▶ **Chart and figure data**
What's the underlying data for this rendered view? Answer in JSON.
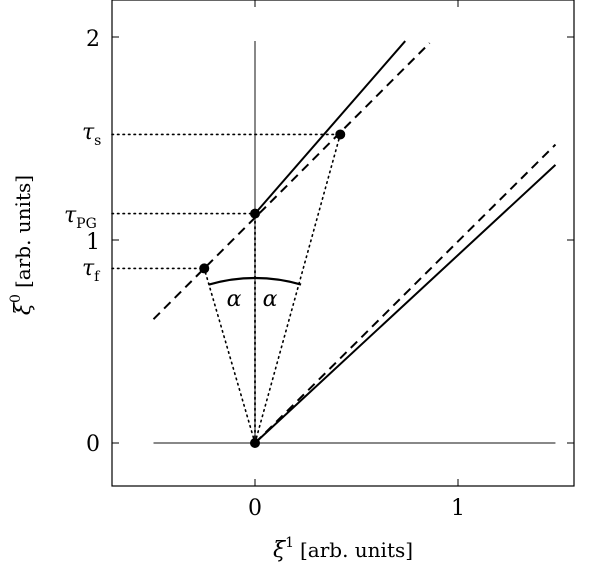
{
  "figure": {
    "x_axis": {
      "label_symbol": "ξ",
      "label_sup": "1",
      "label_unit": "[arb. units]",
      "ticks": [
        "0",
        "1"
      ],
      "range": [
        -0.7,
        1.6
      ]
    },
    "y_axis": {
      "label_symbol": "ξ",
      "label_sup": "0",
      "label_unit": "[arb. units]",
      "ticks": [
        "0",
        "1",
        "2"
      ],
      "range": [
        -0.22,
        2.18
      ]
    },
    "markers": {
      "tau_s": {
        "symbol": "τ",
        "sub": "s",
        "value": 1.52
      },
      "tau_pg": {
        "symbol": "τ",
        "sub": "PG",
        "value": 1.13
      },
      "tau_f": {
        "symbol": "τ",
        "sub": "f",
        "value": 0.86
      }
    },
    "angle_label": "α",
    "points": {
      "origin": [
        0,
        0
      ],
      "tau_pg_pt": [
        0,
        1.13
      ],
      "tau_f_pt": [
        -0.25,
        0.86
      ],
      "tau_s_pt": [
        0.42,
        1.52
      ]
    },
    "lines": {
      "upper_solid": [
        [
          0,
          1.13
        ],
        [
          0.74,
          1.98
        ]
      ],
      "upper_dashed": [
        [
          -0.5,
          0.61
        ],
        [
          0.86,
          1.97
        ]
      ],
      "lower_solid": [
        [
          0,
          0
        ],
        [
          1.48,
          1.37
        ]
      ],
      "lower_dashed": [
        [
          0,
          0
        ],
        [
          1.48,
          1.47
        ]
      ]
    }
  }
}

▶ **Exercise**
Copy every line of the data word for word, omitting the images.

▶ **Full response**
What's the underlying data for this rendered view? Answer in JSON.
{
  "figure": {
    "x_axis": {
      "label_symbol": "ξ",
      "label_sup": "1",
      "label_unit": "[arb. units]",
      "ticks": [
        "0",
        "1"
      ],
      "range": [
        -0.7,
        1.6
      ]
    },
    "y_axis": {
      "label_symbol": "ξ",
      "label_sup": "0",
      "label_unit": "[arb. units]",
      "ticks": [
        "0",
        "1",
        "2"
      ],
      "range": [
        -0.22,
        2.18
      ]
    },
    "markers": {
      "tau_s": {
        "symbol": "τ",
        "sub": "s",
        "value": 1.52
      },
      "tau_pg": {
        "symbol": "τ",
        "sub": "PG",
        "value": 1.13
      },
      "tau_f": {
        "symbol": "τ",
        "sub": "f",
        "value": 0.86
      }
    },
    "angle_label": "α",
    "points": {
      "origin": [
        0,
        0
      ],
      "tau_pg_pt": [
        0,
        1.13
      ],
      "tau_f_pt": [
        -0.25,
        0.86
      ],
      "tau_s_pt": [
        0.42,
        1.52
      ]
    },
    "lines": {
      "upper_solid": [
        [
          0,
          1.13
        ],
        [
          0.74,
          1.98
        ]
      ],
      "upper_dashed": [
        [
          -0.5,
          0.61
        ],
        [
          0.86,
          1.97
        ]
      ],
      "lower_solid": [
        [
          0,
          0
        ],
        [
          1.48,
          1.37
        ]
      ],
      "lower_dashed": [
        [
          0,
          0
        ],
        [
          1.48,
          1.47
        ]
      ]
    }
  }
}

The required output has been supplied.